━━ INPUT FOR THIS TASK

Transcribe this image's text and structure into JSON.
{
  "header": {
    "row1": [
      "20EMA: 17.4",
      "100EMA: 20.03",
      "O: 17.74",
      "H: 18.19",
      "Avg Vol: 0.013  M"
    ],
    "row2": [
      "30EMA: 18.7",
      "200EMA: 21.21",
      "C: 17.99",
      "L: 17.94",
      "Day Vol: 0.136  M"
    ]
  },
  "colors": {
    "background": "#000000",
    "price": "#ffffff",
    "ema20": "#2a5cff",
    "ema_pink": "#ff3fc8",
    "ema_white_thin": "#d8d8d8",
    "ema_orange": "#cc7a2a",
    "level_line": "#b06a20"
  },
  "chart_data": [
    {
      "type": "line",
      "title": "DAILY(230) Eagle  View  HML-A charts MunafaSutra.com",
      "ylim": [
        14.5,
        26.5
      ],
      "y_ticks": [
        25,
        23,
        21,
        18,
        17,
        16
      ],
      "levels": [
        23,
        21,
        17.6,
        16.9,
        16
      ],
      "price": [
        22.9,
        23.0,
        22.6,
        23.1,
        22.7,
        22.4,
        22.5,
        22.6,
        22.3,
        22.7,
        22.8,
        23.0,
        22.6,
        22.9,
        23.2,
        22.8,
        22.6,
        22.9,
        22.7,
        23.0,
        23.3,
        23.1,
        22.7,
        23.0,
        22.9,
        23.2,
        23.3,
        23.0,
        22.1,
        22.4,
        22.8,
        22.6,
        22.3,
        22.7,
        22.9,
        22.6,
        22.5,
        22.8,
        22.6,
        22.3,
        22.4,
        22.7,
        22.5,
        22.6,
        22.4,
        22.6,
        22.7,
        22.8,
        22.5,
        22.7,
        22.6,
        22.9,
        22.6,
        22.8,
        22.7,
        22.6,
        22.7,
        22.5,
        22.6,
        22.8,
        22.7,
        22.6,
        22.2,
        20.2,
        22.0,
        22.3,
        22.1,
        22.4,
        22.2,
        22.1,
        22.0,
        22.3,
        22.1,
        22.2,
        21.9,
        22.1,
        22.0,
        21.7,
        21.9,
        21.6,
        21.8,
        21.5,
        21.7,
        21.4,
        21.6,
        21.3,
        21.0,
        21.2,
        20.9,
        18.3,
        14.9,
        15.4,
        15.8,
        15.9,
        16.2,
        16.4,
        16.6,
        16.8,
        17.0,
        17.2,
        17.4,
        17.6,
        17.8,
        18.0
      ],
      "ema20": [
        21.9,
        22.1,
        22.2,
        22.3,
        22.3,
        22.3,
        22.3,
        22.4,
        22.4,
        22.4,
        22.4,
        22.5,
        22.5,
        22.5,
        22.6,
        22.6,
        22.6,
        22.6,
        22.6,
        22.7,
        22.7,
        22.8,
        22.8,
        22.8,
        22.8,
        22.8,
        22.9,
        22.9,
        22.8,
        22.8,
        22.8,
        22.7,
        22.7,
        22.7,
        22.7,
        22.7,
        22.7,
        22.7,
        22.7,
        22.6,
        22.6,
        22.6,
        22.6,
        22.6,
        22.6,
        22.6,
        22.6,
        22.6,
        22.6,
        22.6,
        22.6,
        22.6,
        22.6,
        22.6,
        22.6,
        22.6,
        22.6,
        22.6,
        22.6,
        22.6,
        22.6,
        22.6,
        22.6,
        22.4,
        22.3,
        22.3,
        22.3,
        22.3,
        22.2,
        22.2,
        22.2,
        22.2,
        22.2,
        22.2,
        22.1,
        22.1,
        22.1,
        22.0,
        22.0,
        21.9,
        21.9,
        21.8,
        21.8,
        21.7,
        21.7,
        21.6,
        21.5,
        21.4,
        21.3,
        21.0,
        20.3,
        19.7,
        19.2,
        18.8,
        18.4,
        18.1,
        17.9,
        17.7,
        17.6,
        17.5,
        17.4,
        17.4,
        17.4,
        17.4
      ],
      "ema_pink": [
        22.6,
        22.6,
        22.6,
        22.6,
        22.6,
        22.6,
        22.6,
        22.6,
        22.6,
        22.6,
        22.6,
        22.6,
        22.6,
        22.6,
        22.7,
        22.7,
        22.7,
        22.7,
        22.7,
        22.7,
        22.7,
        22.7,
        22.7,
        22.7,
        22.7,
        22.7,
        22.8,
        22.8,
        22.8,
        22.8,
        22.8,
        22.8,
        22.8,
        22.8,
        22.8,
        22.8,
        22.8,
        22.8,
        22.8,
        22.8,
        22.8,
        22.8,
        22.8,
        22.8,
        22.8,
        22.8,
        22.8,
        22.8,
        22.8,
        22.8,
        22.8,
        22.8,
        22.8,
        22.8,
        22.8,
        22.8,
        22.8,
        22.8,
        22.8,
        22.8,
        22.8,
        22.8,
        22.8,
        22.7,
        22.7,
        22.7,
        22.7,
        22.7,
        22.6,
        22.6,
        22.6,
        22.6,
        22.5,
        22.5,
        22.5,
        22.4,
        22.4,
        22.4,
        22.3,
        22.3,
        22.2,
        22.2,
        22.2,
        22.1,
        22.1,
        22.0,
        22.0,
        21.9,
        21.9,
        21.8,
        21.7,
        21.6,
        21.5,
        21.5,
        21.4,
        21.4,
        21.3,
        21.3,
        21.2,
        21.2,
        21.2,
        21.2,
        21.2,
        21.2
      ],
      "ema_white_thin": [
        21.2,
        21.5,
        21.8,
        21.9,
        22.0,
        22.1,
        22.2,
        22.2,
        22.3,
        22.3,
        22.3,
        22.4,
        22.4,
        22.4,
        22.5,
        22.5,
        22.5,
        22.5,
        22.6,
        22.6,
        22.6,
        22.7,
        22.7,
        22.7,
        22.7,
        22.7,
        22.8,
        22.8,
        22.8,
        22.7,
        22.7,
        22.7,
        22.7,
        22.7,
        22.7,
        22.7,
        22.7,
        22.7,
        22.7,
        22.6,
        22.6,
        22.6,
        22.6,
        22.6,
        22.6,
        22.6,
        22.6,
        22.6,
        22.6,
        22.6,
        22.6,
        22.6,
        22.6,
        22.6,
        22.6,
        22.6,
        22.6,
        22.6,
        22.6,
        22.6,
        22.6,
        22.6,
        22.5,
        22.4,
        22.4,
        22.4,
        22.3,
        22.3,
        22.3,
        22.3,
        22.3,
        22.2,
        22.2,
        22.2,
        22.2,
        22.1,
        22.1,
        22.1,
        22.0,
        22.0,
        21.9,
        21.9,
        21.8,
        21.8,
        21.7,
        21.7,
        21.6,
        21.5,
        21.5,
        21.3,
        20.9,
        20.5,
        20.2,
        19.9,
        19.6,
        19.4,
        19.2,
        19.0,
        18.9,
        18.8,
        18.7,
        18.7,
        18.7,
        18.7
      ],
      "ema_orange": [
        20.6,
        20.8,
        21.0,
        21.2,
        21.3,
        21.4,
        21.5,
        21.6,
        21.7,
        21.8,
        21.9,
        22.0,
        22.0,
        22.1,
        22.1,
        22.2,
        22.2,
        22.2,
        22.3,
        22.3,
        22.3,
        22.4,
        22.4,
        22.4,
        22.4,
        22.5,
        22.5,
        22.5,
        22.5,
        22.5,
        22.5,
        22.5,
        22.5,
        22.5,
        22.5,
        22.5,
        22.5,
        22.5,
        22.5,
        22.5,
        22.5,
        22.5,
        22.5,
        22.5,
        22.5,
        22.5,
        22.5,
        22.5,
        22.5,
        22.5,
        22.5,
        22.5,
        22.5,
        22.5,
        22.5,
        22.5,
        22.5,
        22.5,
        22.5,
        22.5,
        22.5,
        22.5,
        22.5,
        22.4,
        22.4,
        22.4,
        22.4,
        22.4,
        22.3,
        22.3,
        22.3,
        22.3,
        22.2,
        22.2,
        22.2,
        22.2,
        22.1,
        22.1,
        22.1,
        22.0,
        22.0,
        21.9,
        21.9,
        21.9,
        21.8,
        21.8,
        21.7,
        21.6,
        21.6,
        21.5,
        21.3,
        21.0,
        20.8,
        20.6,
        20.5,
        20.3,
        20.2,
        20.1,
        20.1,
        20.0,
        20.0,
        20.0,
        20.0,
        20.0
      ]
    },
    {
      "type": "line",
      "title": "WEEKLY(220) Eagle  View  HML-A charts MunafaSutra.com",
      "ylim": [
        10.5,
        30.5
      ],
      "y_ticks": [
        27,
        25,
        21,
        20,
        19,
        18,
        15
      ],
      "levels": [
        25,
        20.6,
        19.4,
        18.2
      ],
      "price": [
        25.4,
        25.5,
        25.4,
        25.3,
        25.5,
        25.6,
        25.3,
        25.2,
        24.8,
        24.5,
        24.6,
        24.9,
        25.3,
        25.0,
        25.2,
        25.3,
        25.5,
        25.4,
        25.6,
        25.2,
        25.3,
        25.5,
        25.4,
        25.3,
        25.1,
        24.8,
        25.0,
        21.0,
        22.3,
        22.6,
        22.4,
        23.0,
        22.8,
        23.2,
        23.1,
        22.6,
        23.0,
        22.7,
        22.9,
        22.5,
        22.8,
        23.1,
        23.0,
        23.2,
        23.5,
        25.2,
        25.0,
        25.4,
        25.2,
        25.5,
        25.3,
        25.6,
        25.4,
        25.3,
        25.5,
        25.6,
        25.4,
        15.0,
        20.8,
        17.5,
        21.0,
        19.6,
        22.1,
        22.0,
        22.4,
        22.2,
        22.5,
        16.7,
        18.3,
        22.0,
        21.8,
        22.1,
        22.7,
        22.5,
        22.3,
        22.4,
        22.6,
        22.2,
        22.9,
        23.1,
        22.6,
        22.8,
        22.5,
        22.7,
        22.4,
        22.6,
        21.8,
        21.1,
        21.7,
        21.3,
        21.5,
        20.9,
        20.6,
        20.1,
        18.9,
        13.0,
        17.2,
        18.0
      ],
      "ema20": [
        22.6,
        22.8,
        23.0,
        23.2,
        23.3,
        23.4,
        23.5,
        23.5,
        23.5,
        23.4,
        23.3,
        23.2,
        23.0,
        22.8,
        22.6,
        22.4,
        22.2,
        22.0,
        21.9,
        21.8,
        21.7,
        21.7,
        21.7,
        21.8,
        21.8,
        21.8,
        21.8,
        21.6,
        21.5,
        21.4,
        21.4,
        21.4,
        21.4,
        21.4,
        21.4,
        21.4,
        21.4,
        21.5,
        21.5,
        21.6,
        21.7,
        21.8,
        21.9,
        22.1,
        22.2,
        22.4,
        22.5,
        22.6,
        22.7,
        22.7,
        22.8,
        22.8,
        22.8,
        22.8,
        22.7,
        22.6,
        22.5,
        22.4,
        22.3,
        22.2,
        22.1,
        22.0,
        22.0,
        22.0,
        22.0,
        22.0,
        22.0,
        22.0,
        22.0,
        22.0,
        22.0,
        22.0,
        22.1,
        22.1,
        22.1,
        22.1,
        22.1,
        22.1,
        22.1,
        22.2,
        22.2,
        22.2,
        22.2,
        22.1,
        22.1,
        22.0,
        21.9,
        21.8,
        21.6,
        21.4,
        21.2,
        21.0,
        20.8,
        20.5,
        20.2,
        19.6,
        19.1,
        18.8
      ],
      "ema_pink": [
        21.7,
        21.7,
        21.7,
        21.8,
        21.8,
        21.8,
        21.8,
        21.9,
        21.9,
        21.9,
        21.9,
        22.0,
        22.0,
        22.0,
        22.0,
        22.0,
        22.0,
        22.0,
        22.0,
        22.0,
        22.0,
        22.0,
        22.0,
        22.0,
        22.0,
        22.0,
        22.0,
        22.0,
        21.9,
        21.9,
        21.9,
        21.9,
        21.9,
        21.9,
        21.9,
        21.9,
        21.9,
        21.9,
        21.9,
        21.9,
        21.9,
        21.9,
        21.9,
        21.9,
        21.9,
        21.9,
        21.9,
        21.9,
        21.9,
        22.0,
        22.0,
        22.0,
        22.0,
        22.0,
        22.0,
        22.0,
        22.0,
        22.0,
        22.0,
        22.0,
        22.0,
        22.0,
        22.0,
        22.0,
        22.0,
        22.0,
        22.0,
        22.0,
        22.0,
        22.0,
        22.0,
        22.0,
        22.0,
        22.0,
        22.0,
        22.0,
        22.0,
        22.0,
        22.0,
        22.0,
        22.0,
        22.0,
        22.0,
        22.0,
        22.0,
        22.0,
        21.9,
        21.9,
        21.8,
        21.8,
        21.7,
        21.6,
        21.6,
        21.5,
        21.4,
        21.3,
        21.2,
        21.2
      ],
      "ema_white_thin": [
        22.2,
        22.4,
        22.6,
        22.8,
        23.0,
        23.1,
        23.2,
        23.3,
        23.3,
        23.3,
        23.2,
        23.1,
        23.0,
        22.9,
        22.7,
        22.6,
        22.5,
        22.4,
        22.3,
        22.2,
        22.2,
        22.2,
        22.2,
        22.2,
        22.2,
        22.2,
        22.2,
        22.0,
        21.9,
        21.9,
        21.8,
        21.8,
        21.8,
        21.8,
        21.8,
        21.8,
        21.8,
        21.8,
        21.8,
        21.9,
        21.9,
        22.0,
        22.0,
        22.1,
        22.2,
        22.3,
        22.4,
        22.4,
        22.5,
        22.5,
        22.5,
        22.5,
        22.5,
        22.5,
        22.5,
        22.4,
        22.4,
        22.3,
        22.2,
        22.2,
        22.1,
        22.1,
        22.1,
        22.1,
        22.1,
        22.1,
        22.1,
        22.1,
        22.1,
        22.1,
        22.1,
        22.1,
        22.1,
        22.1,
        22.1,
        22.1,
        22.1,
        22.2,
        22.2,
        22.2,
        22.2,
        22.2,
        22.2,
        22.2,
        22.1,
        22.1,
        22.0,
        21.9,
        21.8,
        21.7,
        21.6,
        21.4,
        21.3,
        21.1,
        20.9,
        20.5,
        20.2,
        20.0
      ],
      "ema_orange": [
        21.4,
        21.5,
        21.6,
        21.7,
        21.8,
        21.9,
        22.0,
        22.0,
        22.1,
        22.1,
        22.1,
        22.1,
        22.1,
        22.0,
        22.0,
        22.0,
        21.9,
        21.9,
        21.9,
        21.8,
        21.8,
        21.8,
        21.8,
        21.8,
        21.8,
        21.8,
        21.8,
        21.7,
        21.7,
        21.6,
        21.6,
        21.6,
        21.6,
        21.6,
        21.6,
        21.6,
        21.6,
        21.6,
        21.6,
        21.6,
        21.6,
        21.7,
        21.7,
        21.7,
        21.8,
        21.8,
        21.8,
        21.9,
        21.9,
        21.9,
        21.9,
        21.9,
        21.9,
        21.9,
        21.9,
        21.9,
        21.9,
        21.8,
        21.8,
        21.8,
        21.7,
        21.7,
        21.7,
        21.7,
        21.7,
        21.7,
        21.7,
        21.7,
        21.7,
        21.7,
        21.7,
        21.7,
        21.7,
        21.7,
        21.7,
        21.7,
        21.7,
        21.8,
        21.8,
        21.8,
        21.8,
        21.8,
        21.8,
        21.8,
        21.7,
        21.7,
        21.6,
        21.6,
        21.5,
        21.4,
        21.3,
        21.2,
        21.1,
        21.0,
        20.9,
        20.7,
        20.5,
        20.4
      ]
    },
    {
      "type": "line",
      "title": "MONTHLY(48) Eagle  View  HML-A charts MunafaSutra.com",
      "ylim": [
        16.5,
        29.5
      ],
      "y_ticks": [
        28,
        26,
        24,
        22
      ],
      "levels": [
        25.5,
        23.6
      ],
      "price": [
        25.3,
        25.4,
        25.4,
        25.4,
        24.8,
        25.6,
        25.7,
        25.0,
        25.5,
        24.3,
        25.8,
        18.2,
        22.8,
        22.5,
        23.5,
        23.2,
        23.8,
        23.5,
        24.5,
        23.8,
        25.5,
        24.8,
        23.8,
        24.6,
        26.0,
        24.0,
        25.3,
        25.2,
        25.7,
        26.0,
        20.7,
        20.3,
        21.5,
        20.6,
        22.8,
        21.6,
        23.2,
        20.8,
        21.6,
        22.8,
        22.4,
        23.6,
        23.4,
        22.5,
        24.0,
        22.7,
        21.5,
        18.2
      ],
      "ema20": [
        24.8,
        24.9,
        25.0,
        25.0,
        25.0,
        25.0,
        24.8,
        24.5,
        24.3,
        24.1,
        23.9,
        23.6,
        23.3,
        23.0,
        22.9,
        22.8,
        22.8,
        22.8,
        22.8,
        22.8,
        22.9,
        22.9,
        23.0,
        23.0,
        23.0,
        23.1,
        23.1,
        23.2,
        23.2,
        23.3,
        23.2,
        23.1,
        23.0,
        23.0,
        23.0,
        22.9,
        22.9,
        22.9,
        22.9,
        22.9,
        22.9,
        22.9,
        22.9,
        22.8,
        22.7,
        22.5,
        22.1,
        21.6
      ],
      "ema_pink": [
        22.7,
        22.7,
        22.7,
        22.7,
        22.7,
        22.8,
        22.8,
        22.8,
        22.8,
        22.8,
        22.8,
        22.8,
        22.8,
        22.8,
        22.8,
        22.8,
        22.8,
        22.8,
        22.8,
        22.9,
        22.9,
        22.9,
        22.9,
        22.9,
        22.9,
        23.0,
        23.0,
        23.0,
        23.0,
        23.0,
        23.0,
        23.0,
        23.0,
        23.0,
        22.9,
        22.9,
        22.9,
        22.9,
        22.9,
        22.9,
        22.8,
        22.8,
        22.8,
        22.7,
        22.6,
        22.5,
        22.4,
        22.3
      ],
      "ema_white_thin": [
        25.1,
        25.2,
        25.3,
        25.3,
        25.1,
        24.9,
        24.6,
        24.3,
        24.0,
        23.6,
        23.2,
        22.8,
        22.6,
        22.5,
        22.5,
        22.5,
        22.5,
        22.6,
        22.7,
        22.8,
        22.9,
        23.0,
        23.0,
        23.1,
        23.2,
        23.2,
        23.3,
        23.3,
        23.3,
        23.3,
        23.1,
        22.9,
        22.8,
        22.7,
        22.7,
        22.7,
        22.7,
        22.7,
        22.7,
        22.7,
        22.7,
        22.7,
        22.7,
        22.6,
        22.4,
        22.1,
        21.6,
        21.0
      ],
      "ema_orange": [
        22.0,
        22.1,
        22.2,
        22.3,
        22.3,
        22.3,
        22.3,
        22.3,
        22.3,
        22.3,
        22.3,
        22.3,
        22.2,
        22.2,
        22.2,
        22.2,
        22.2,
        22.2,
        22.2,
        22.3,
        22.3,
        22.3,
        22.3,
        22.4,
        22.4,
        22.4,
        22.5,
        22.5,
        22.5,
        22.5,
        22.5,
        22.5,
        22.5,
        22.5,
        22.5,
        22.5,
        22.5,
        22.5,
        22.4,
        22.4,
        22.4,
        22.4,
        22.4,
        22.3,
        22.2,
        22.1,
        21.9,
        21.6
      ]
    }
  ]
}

━━━━

WRITTEN EXERCISE —
Show, from the listing above, each line that contains the word "Eagle".

EXERCISE OUTPUT —
      "title": "DAILY(230) Eagle  View  HML-A charts MunafaSutra.com",
      "title": "WEEKLY(220) Eagle  View  HML-A charts MunafaSutra.com",
      "title": "MONTHLY(48) Eagle  View  HML-A charts MunafaSutra.com",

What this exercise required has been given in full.